Count how many lines mention the word "have". Write that number alone.

Records shown:
• • •
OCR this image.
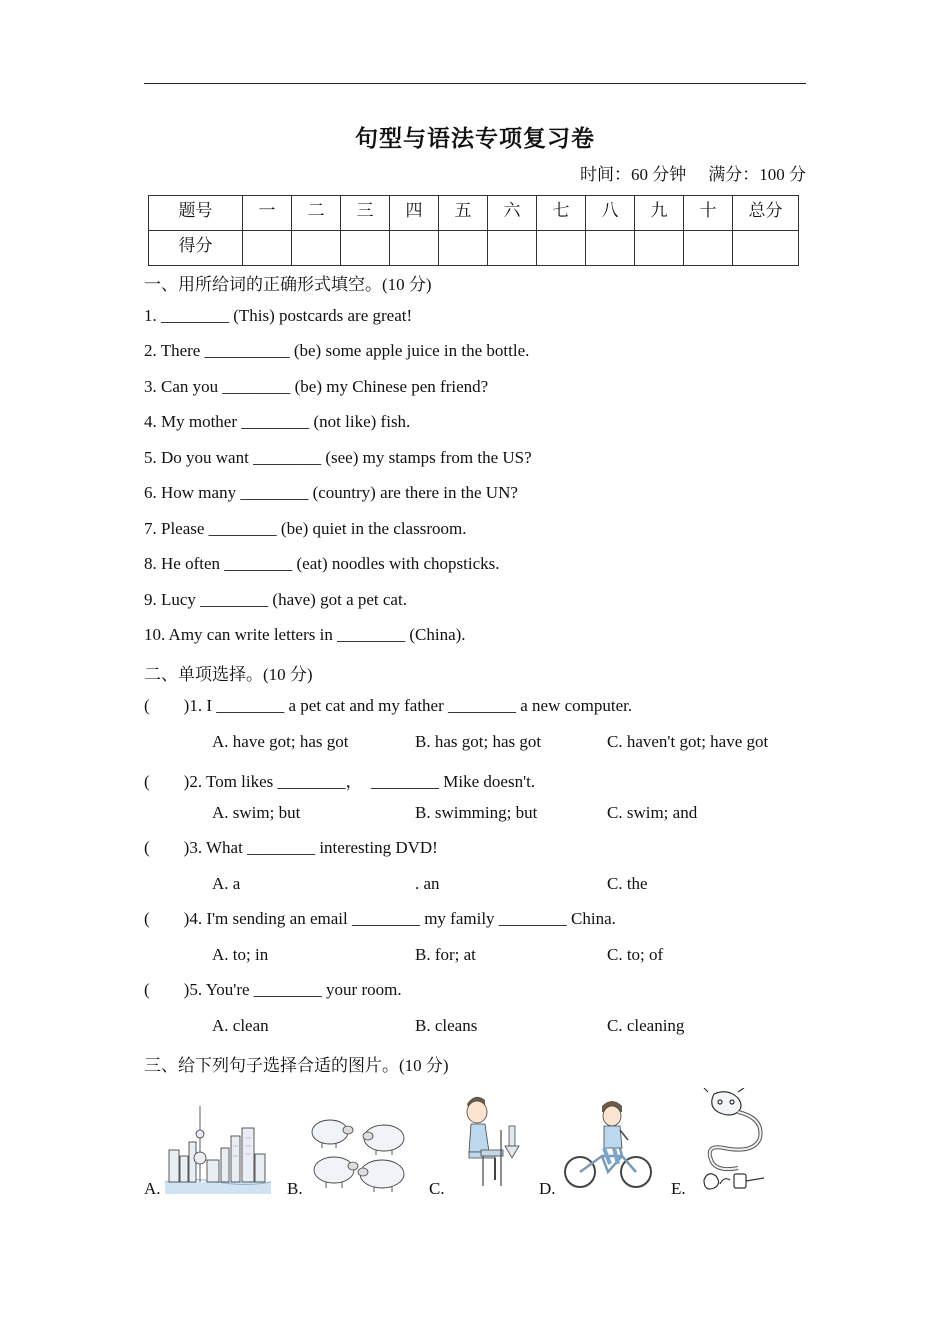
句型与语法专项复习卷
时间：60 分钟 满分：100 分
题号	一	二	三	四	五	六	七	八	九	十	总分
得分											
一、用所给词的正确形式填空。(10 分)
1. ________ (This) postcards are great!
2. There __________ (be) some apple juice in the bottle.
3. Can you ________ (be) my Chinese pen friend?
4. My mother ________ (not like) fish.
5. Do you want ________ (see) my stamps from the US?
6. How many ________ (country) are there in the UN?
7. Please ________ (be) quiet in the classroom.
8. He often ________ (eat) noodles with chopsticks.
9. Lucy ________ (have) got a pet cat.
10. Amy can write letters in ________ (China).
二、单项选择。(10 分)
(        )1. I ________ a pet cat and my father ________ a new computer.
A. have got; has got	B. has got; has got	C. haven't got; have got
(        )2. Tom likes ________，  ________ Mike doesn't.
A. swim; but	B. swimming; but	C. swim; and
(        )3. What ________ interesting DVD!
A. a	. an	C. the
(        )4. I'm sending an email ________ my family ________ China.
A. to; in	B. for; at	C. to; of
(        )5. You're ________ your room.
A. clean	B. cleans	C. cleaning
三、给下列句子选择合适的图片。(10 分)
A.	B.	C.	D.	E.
• • •
Exercise result: 2